Scan the listing below. Report each line that includes "June".

— start of Provided records —

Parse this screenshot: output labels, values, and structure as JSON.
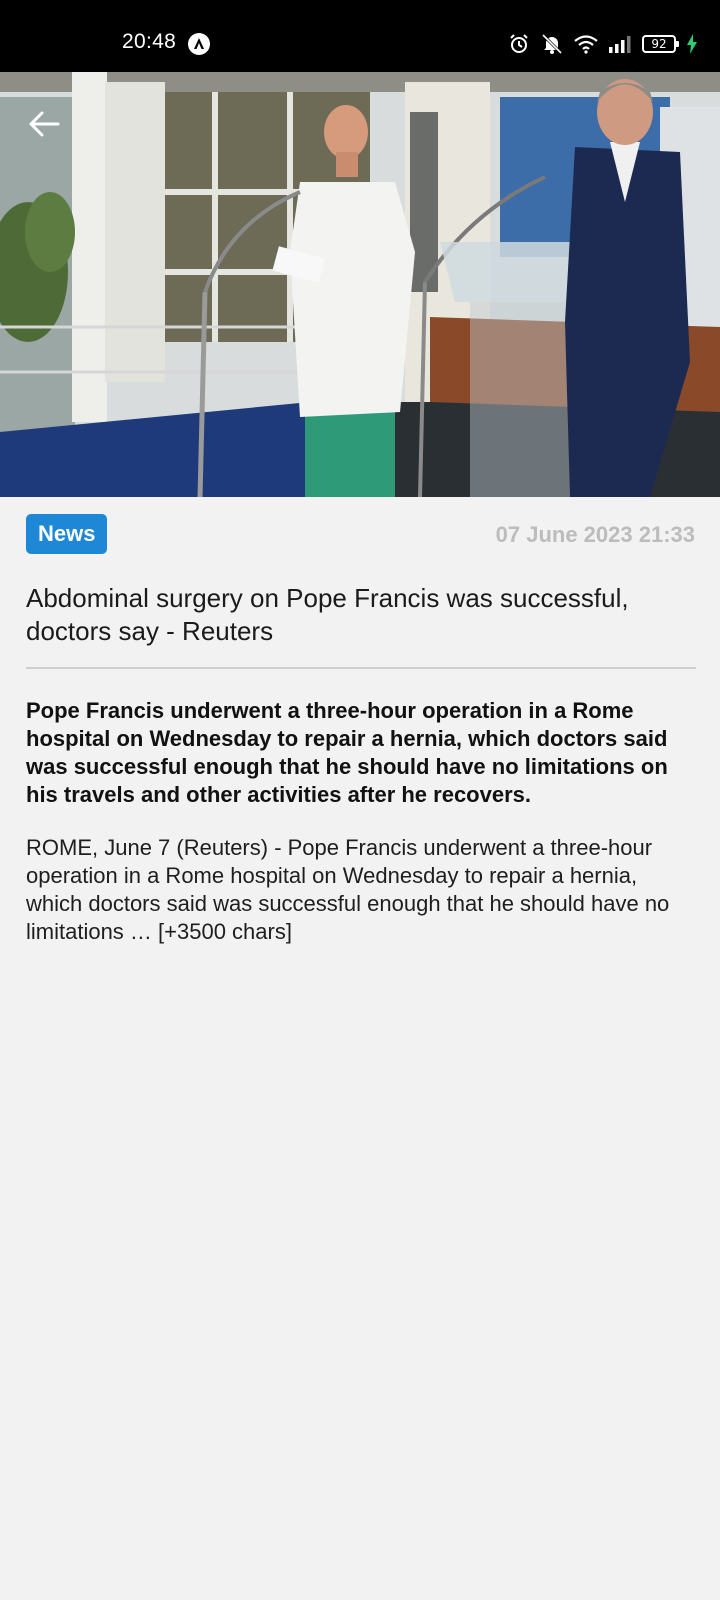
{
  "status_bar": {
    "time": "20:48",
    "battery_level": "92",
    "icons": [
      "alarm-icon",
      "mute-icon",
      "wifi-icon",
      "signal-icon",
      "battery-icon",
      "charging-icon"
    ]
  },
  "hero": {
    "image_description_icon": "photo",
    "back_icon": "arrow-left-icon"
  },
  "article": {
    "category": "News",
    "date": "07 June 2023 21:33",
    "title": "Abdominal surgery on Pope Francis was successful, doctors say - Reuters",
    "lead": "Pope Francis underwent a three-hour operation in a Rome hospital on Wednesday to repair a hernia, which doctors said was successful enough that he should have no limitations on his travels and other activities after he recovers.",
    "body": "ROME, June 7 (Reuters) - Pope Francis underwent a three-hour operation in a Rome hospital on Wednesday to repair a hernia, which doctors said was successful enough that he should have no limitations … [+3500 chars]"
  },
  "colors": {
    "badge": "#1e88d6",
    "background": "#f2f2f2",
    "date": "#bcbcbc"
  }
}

— end of Provided records —

• [Exercise output]:
    "date": "07 June 2023 21:33",
    "body": "ROME, June 7 (Reuters) - Pope Francis underwent a three-hour operation in a Rome hospital on Wednesday to repair a hernia, which doctors said was successful enough that he should have no limitations … [+3500 chars]"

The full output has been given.